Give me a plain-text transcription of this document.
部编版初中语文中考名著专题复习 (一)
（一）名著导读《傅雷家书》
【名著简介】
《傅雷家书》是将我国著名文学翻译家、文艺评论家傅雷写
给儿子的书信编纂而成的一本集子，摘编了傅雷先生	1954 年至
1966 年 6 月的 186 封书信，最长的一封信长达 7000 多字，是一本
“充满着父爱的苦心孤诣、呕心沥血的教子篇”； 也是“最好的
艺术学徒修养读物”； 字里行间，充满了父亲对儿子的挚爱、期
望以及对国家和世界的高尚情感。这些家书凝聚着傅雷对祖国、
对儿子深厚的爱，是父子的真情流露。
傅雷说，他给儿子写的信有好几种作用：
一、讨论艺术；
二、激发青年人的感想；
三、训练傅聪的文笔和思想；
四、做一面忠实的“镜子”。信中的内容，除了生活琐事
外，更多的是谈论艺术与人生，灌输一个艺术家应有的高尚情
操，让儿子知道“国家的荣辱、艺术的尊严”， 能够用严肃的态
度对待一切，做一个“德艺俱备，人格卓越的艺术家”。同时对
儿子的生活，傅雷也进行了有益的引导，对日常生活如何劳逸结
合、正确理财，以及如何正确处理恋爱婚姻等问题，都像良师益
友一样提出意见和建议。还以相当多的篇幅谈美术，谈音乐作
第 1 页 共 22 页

▶ _The problem_
Using the listing, collect all lines in which the string "傅雷家书" is found.

▶ _Complete response_
（一）名著导读《傅雷家书》
《傅雷家书》是将我国著名文学翻译家、文艺评论家傅雷写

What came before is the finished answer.